# [DESCRIPTION OF THE TASK]
Quote every entry word for word.
____ DATA SUPPLIED
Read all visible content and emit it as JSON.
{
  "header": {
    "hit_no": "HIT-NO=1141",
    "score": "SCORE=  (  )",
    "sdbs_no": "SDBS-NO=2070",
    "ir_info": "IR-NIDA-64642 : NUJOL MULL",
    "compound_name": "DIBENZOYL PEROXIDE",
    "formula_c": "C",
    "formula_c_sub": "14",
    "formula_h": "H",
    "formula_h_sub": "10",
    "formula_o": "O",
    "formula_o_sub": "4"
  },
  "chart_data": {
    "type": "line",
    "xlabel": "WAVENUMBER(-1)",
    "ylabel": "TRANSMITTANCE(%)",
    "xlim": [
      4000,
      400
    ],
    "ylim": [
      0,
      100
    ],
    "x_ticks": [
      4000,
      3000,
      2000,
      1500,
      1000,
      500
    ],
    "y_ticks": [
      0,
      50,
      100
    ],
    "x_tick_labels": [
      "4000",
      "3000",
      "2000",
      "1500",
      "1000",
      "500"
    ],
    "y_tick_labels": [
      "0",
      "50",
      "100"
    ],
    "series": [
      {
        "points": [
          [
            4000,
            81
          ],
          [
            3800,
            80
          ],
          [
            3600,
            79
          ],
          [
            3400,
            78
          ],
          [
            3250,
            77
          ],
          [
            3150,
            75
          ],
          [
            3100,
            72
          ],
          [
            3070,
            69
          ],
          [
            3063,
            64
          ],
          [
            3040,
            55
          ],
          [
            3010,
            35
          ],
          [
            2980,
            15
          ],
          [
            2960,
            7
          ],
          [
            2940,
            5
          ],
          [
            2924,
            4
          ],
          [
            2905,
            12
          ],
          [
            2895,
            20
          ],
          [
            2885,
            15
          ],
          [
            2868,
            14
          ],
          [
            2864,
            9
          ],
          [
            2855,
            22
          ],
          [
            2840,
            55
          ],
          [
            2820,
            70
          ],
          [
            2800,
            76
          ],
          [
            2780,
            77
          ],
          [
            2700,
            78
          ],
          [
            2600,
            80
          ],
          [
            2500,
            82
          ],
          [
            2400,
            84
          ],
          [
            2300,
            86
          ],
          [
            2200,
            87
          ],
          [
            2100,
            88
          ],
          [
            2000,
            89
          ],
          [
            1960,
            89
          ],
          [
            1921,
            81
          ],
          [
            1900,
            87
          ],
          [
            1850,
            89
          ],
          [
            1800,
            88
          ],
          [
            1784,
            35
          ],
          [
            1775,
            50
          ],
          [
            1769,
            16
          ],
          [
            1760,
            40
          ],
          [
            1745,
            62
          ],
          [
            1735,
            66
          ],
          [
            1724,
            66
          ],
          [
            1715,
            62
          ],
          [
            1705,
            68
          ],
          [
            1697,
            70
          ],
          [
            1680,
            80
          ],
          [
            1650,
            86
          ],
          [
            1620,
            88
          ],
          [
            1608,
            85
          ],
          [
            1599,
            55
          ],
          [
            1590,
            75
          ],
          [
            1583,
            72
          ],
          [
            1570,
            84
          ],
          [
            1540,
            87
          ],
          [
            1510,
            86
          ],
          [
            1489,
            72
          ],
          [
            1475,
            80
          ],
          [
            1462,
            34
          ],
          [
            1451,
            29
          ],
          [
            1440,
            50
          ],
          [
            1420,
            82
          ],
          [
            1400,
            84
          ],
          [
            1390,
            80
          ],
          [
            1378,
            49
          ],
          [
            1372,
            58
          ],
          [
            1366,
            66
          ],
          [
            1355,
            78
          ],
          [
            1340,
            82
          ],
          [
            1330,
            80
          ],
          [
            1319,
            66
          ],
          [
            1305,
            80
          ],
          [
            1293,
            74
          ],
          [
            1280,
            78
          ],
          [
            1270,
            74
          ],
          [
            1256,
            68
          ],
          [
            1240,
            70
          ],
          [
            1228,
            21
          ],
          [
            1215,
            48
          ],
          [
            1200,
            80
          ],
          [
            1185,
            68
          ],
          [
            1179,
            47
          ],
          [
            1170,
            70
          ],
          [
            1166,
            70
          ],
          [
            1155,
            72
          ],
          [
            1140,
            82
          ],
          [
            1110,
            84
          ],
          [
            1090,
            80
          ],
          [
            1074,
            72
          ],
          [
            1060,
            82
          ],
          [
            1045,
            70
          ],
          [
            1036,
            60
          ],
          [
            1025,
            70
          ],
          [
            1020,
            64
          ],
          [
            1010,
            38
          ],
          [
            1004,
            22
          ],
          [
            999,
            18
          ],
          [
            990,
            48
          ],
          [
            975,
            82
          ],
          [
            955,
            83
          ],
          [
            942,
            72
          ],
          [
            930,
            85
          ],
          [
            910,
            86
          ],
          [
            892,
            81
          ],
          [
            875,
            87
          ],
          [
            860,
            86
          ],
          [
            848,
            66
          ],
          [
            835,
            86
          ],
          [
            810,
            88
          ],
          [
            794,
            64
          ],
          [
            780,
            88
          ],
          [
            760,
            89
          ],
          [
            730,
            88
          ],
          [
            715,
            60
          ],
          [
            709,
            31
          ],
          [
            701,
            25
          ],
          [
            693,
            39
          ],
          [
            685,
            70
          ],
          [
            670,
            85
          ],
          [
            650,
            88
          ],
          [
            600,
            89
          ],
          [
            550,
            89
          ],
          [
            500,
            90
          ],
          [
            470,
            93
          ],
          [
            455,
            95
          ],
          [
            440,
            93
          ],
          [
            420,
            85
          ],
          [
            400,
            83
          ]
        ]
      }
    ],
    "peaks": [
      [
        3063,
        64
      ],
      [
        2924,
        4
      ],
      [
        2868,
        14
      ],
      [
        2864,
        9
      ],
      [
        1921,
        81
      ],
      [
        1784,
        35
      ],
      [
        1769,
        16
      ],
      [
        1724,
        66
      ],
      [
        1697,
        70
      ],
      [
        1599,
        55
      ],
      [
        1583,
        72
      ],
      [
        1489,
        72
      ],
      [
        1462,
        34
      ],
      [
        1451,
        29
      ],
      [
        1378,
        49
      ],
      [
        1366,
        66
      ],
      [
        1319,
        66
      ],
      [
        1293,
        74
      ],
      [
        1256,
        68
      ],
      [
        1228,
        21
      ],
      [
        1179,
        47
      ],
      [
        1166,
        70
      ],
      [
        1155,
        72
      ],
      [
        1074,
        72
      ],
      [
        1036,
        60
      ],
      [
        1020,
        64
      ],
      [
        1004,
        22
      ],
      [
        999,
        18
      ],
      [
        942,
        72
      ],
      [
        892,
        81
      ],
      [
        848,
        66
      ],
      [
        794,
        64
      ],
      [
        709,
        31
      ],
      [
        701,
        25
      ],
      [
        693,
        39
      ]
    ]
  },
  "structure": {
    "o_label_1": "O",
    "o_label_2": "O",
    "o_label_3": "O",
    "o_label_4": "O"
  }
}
________
# [EXPECTED ANSWER]
Read all visible content and emit it as JSON.
{
  "header": {
    "hit_no": "HIT-NO=1141",
    "score": "SCORE=  (  )",
    "sdbs_no": "SDBS-NO=2070",
    "ir_info": "IR-NIDA-64642 : NUJOL MULL",
    "compound_name": "DIBENZOYL PEROXIDE",
    "formula_c": "C",
    "formula_c_sub": "14",
    "formula_h": "H",
    "formula_h_sub": "10",
    "formula_o": "O",
    "formula_o_sub": "4"
  },
  "chart_data": {
    "type": "line",
    "xlabel": "WAVENUMBER(-1)",
    "ylabel": "TRANSMITTANCE(%)",
    "xlim": [
      4000,
      400
    ],
    "ylim": [
      0,
      100
    ],
    "x_ticks": [
      4000,
      3000,
      2000,
      1500,
      1000,
      500
    ],
    "y_ticks": [
      0,
      50,
      100
    ],
    "x_tick_labels": [
      "4000",
      "3000",
      "2000",
      "1500",
      "1000",
      "500"
    ],
    "y_tick_labels": [
      "0",
      "50",
      "100"
    ],
    "series": [
      {
        "points": [
          [
            4000,
            81
          ],
          [
            3800,
            80
          ],
          [
            3600,
            79
          ],
          [
            3400,
            78
          ],
          [
            3250,
            77
          ],
          [
            3150,
            75
          ],
          [
            3100,
            72
          ],
          [
            3070,
            69
          ],
          [
            3063,
            64
          ],
          [
            3040,
            55
          ],
          [
            3010,
            35
          ],
          [
            2980,
            15
          ],
          [
            2960,
            7
          ],
          [
            2940,
            5
          ],
          [
            2924,
            4
          ],
          [
            2905,
            12
          ],
          [
            2895,
            20
          ],
          [
            2885,
            15
          ],
          [
            2868,
            14
          ],
          [
            2864,
            9
          ],
          [
            2855,
            22
          ],
          [
            2840,
            55
          ],
          [
            2820,
            70
          ],
          [
            2800,
            76
          ],
          [
            2780,
            77
          ],
          [
            2700,
            78
          ],
          [
            2600,
            80
          ],
          [
            2500,
            82
          ],
          [
            2400,
            84
          ],
          [
            2300,
            86
          ],
          [
            2200,
            87
          ],
          [
            2100,
            88
          ],
          [
            2000,
            89
          ],
          [
            1960,
            89
          ],
          [
            1921,
            81
          ],
          [
            1900,
            87
          ],
          [
            1850,
            89
          ],
          [
            1800,
            88
          ],
          [
            1784,
            35
          ],
          [
            1775,
            50
          ],
          [
            1769,
            16
          ],
          [
            1760,
            40
          ],
          [
            1745,
            62
          ],
          [
            1735,
            66
          ],
          [
            1724,
            66
          ],
          [
            1715,
            62
          ],
          [
            1705,
            68
          ],
          [
            1697,
            70
          ],
          [
            1680,
            80
          ],
          [
            1650,
            86
          ],
          [
            1620,
            88
          ],
          [
            1608,
            85
          ],
          [
            1599,
            55
          ],
          [
            1590,
            75
          ],
          [
            1583,
            72
          ],
          [
            1570,
            84
          ],
          [
            1540,
            87
          ],
          [
            1510,
            86
          ],
          [
            1489,
            72
          ],
          [
            1475,
            80
          ],
          [
            1462,
            34
          ],
          [
            1451,
            29
          ],
          [
            1440,
            50
          ],
          [
            1420,
            82
          ],
          [
            1400,
            84
          ],
          [
            1390,
            80
          ],
          [
            1378,
            49
          ],
          [
            1372,
            58
          ],
          [
            1366,
            66
          ],
          [
            1355,
            78
          ],
          [
            1340,
            82
          ],
          [
            1330,
            80
          ],
          [
            1319,
            66
          ],
          [
            1305,
            80
          ],
          [
            1293,
            74
          ],
          [
            1280,
            78
          ],
          [
            1270,
            74
          ],
          [
            1256,
            68
          ],
          [
            1240,
            70
          ],
          [
            1228,
            21
          ],
          [
            1215,
            48
          ],
          [
            1200,
            80
          ],
          [
            1185,
            68
          ],
          [
            1179,
            47
          ],
          [
            1170,
            70
          ],
          [
            1166,
            70
          ],
          [
            1155,
            72
          ],
          [
            1140,
            82
          ],
          [
            1110,
            84
          ],
          [
            1090,
            80
          ],
          [
            1074,
            72
          ],
          [
            1060,
            82
          ],
          [
            1045,
            70
          ],
          [
            1036,
            60
          ],
          [
            1025,
            70
          ],
          [
            1020,
            64
          ],
          [
            1010,
            38
          ],
          [
            1004,
            22
          ],
          [
            999,
            18
          ],
          [
            990,
            48
          ],
          [
            975,
            82
          ],
          [
            955,
            83
          ],
          [
            942,
            72
          ],
          [
            930,
            85
          ],
          [
            910,
            86
          ],
          [
            892,
            81
          ],
          [
            875,
            87
          ],
          [
            860,
            86
          ],
          [
            848,
            66
          ],
          [
            835,
            86
          ],
          [
            810,
            88
          ],
          [
            794,
            64
          ],
          [
            780,
            88
          ],
          [
            760,
            89
          ],
          [
            730,
            88
          ],
          [
            715,
            60
          ],
          [
            709,
            31
          ],
          [
            701,
            25
          ],
          [
            693,
            39
          ],
          [
            685,
            70
          ],
          [
            670,
            85
          ],
          [
            650,
            88
          ],
          [
            600,
            89
          ],
          [
            550,
            89
          ],
          [
            500,
            90
          ],
          [
            470,
            93
          ],
          [
            455,
            95
          ],
          [
            440,
            93
          ],
          [
            420,
            85
          ],
          [
            400,
            83
          ]
        ]
      }
    ],
    "peaks": [
      [
        3063,
        64
      ],
      [
        2924,
        4
      ],
      [
        2868,
        14
      ],
      [
        2864,
        9
      ],
      [
        1921,
        81
      ],
      [
        1784,
        35
      ],
      [
        1769,
        16
      ],
      [
        1724,
        66
      ],
      [
        1697,
        70
      ],
      [
        1599,
        55
      ],
      [
        1583,
        72
      ],
      [
        1489,
        72
      ],
      [
        1462,
        34
      ],
      [
        1451,
        29
      ],
      [
        1378,
        49
      ],
      [
        1366,
        66
      ],
      [
        1319,
        66
      ],
      [
        1293,
        74
      ],
      [
        1256,
        68
      ],
      [
        1228,
        21
      ],
      [
        1179,
        47
      ],
      [
        1166,
        70
      ],
      [
        1155,
        72
      ],
      [
        1074,
        72
      ],
      [
        1036,
        60
      ],
      [
        1020,
        64
      ],
      [
        1004,
        22
      ],
      [
        999,
        18
      ],
      [
        942,
        72
      ],
      [
        892,
        81
      ],
      [
        848,
        66
      ],
      [
        794,
        64
      ],
      [
        709,
        31
      ],
      [
        701,
        25
      ],
      [
        693,
        39
      ]
    ]
  },
  "structure": {
    "o_label_1": "O",
    "o_label_2": "O",
    "o_label_3": "O",
    "o_label_4": "O"
  }
}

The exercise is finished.